> Exercise input

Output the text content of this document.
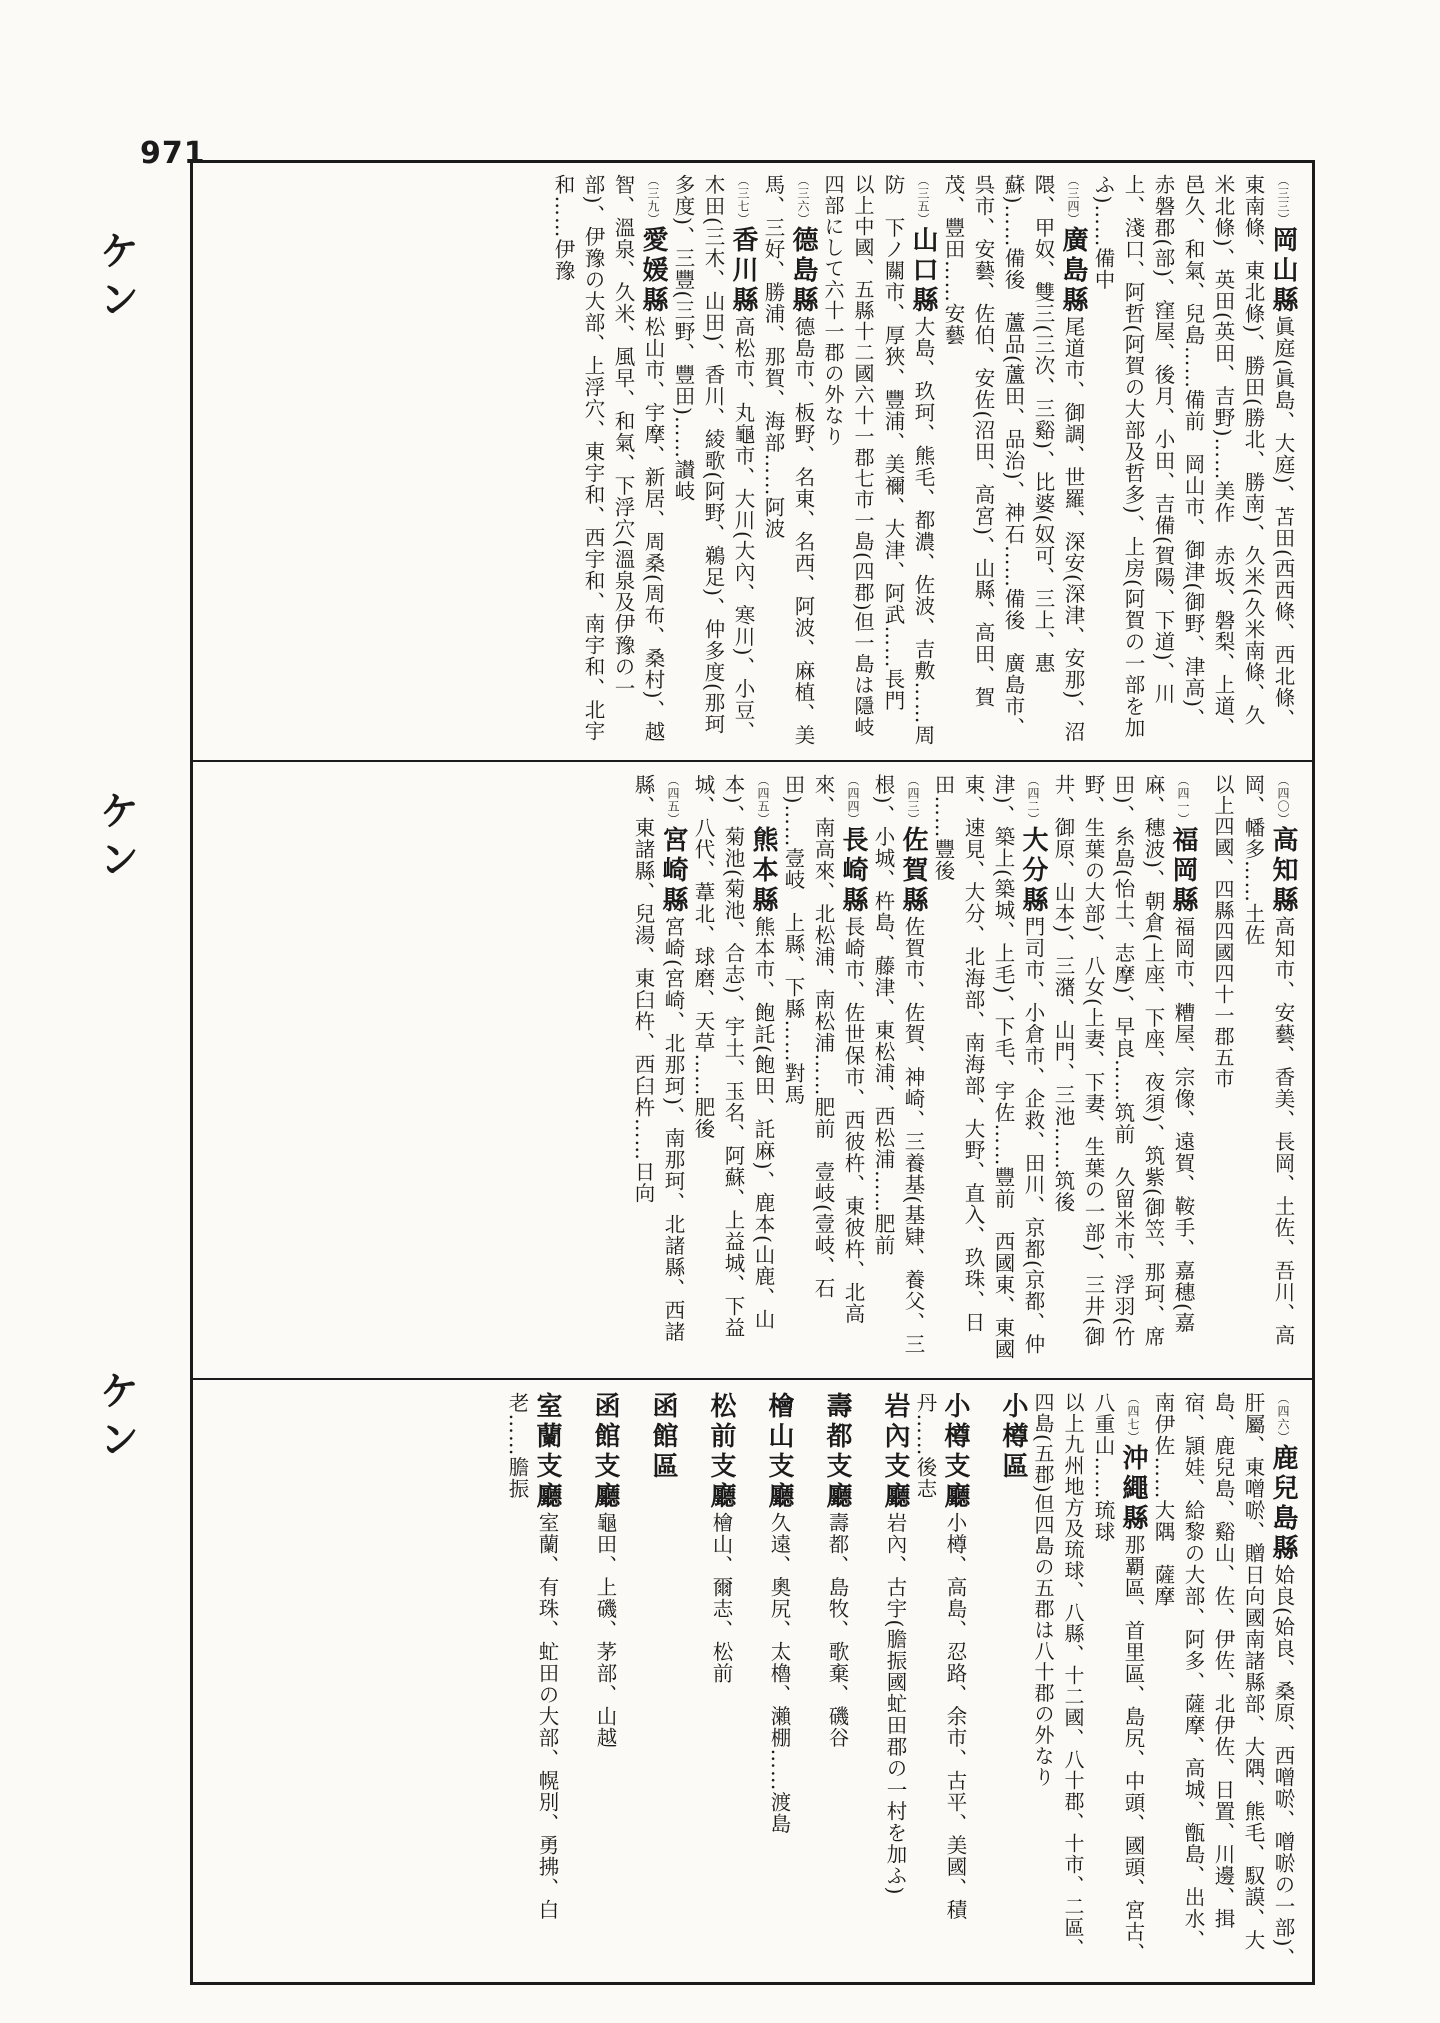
971
ケン
ケン
ケン
（三三）岡山縣眞庭(眞島、大庭)、苫田(西西條、西北條、東南條、東北條)、勝田(勝北、勝南)、久米(久米南條、久米北條)、英田(英田、吉野)……美作　赤坂、磐梨、上道、邑久、和氣、兒島……備前　岡山市、御津(御野、津高)、赤磐郡(部)、窪屋、後月、小田、吉備(賀陽、下道)、川上、淺口、阿哲(阿賀の大部及哲多)、上房(阿賀の一部を加ふ)……備中
（三四）廣島縣尾道市、御調、世羅、深安(深津、安那)、沼隈、甲奴、雙三(三次、三谿)、比婆(奴可、三上、惠蘇)……備後　蘆品(蘆田、品治)、神石……備後　廣島市、呉市、安藝、佐伯、安佐(沼田、高宮)、山縣、高田、賀茂、豐田……安藝
（三五）山口縣大島、玖珂、熊毛、都濃、佐波、吉敷……周防　下ノ關市、厚狹、豐浦、美禰、大津、阿武……長門
以上中國、五縣十二國六十一郡七市一島(四郡)但一島は隱岐四部にして六十一郡の外なり
（三六）德島縣德島市、板野、名東、名西、阿波、麻植、美馬、三好、勝浦、那賀、海部……阿波
（三七）香川縣高松市、丸龜市、大川(大內、寒川)、小豆、木田(三木、山田)、香川、綾歌(阿野、鵜足)、仲多度(那珂多度)、三豐(三野、豐田)……讃岐
（三九）愛媛縣松山市、宇摩、新居、周桑(周布、桑村)、越智、溫泉、久米、風早、和氣、下浮穴(溫泉及伊豫の一部)、伊豫の大部、上浮穴、東宇和、西宇和、南宇和、北宇和……伊豫
（四〇）高知縣高知市、安藝、香美、長岡、土佐、吾川、高岡、幡多……土佐
以上四國、四縣四國四十一郡五市
（四一）福岡縣福岡市、糟屋、宗像、遠賀、鞍手、嘉穗(嘉麻、穗波)、朝倉(上座、下座、夜須)、筑紫(御笠、那珂、席田)、糸島(怡土、志摩)、早良……筑前　久留米市、浮羽(竹野、生葉の大部)、八女(上妻、下妻、生葉の一部)、三井(御井、御原、山本)、三潴、山門、三池……筑後
（四二）大分縣門司市、小倉市、企救、田川、京都(京都、仲津)、築上(築城、上毛)、下毛、宇佐……豐前　西國東、東國東、速見、大分、北海部、南海部、大野、直入、玖珠、日田……豐後
（四三）佐賀縣佐賀市、佐賀、神崎、三養基(基肄、養父、三根)、小城、杵島、藤津、東松浦、西松浦……肥前
（四四）長崎縣長崎市、佐世保市、西彼杵、東彼杵、北高來、南高來、北松浦、南松浦……肥前　壹岐(壹岐、石田)……壹岐　上縣、下縣……對馬
（四五）熊本縣熊本市、飽託(飽田、託麻)、鹿本(山鹿、山本)、菊池(菊池、合志)、宇土、玉名、阿蘇、上益城、下益城、八代、葦北、球磨、天草……肥後
（四五）宮崎縣宮崎(宮崎、北那珂)、南那珂、北諸縣、西諸縣、東諸縣、兒湯、東臼杵、西臼杵……日向
（四六）鹿兒島縣姶良(姶良、桑原、西噌唹、噌唹の一部)、肝屬、東噌唹、贈日向國南諸縣部、大隅、熊毛、馭謨、大島、鹿兒島、谿山、佐、伊佐、北伊佐、日置、川邊、揖宿、頴娃、給黎の大部、阿多、薩摩、高城、甑島、出水、南伊佐……大隅　薩摩
（四七）沖繩縣那覇區、首里區、島尻、中頭、國頭、宮古、八重山……琉球
以上九州地方及琉球、八縣、十二國、八十郡、十市、二區、四島(五郡)但四島の五郡は八十郡の外なり
小樽區
小樽支廳小樽、高島、忍路、余市、古平、美國、積丹……後志
岩內支廳岩內、古宇(膽振國虻田郡の一村を加ふ)
壽都支廳壽都、島牧、歌棄、磯谷
檜山支廳久遠、奧尻、太櫓、瀨棚……渡島
松前支廳檜山、爾志、松前
函館區
函館支廳龜田、上磯、茅部、山越
室蘭支廳室蘭、有珠、虻田の大部、幌別、勇拂、白老……膽振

> What you will do
Omit the pictures and restate the rest of the records verbatim.

> Exercise output
Output the text content of this document.
971
ケン
ケン
ケン
（三三）岡山縣眞庭(眞島、大庭)、苫田(西西條、西北條、東南條、東北條)、勝田(勝北、勝南)、久米(久米南條、久米北條)、英田(英田、吉野)……美作　赤坂、磐梨、上道、邑久、和氣、兒島……備前　岡山市、御津(御野、津高)、赤磐郡(部)、窪屋、後月、小田、吉備(賀陽、下道)、川上、淺口、阿哲(阿賀の大部及哲多)、上房(阿賀の一部を加ふ)……備中
（三四）廣島縣尾道市、御調、世羅、深安(深津、安那)、沼隈、甲奴、雙三(三次、三谿)、比婆(奴可、三上、惠蘇)……備後　蘆品(蘆田、品治)、神石……備後　廣島市、呉市、安藝、佐伯、安佐(沼田、高宮)、山縣、高田、賀茂、豐田……安藝
（三五）山口縣大島、玖珂、熊毛、都濃、佐波、吉敷……周防　下ノ關市、厚狹、豐浦、美禰、大津、阿武……長門
以上中國、五縣十二國六十一郡七市一島(四郡)但一島は隱岐四部にして六十一郡の外なり
（三六）德島縣德島市、板野、名東、名西、阿波、麻植、美馬、三好、勝浦、那賀、海部……阿波
（三七）香川縣高松市、丸龜市、大川(大內、寒川)、小豆、木田(三木、山田)、香川、綾歌(阿野、鵜足)、仲多度(那珂多度)、三豐(三野、豐田)……讃岐
（三九）愛媛縣松山市、宇摩、新居、周桑(周布、桑村)、越智、溫泉、久米、風早、和氣、下浮穴(溫泉及伊豫の一部)、伊豫の大部、上浮穴、東宇和、西宇和、南宇和、北宇和……伊豫
（四〇）高知縣高知市、安藝、香美、長岡、土佐、吾川、高岡、幡多……土佐
以上四國、四縣四國四十一郡五市
（四一）福岡縣福岡市、糟屋、宗像、遠賀、鞍手、嘉穗(嘉麻、穗波)、朝倉(上座、下座、夜須)、筑紫(御笠、那珂、席田)、糸島(怡土、志摩)、早良……筑前　久留米市、浮羽(竹野、生葉の大部)、八女(上妻、下妻、生葉の一部)、三井(御井、御原、山本)、三潴、山門、三池……筑後
（四二）大分縣門司市、小倉市、企救、田川、京都(京都、仲津)、築上(築城、上毛)、下毛、宇佐……豐前　西國東、東國東、速見、大分、北海部、南海部、大野、直入、玖珠、日田……豐後
（四三）佐賀縣佐賀市、佐賀、神崎、三養基(基肄、養父、三根)、小城、杵島、藤津、東松浦、西松浦……肥前
（四四）長崎縣長崎市、佐世保市、西彼杵、東彼杵、北高來、南高來、北松浦、南松浦……肥前　壹岐(壹岐、石田)……壹岐　上縣、下縣……對馬
（四五）熊本縣熊本市、飽託(飽田、託麻)、鹿本(山鹿、山本)、菊池(菊池、合志)、宇土、玉名、阿蘇、上益城、下益城、八代、葦北、球磨、天草……肥後
（四五）宮崎縣宮崎(宮崎、北那珂)、南那珂、北諸縣、西諸縣、東諸縣、兒湯、東臼杵、西臼杵……日向
（四六）鹿兒島縣姶良(姶良、桑原、西噌唹、噌唹の一部)、肝屬、東噌唹、贈日向國南諸縣部、大隅、熊毛、馭謨、大島、鹿兒島、谿山、佐、伊佐、北伊佐、日置、川邊、揖宿、頴娃、給黎の大部、阿多、薩摩、高城、甑島、出水、南伊佐……大隅　薩摩
（四七）沖繩縣那覇區、首里區、島尻、中頭、國頭、宮古、八重山……琉球
以上九州地方及琉球、八縣、十二國、八十郡、十市、二區、四島(五郡)但四島の五郡は八十郡の外なり
小樽區
小樽支廳小樽、高島、忍路、余市、古平、美國、積丹……後志
岩內支廳岩內、古宇(膽振國虻田郡の一村を加ふ)
壽都支廳壽都、島牧、歌棄、磯谷
檜山支廳久遠、奧尻、太櫓、瀨棚……渡島
松前支廳檜山、爾志、松前
函館區
函館支廳龜田、上磯、茅部、山越
室蘭支廳室蘭、有珠、虻田の大部、幌別、勇拂、白老……膽振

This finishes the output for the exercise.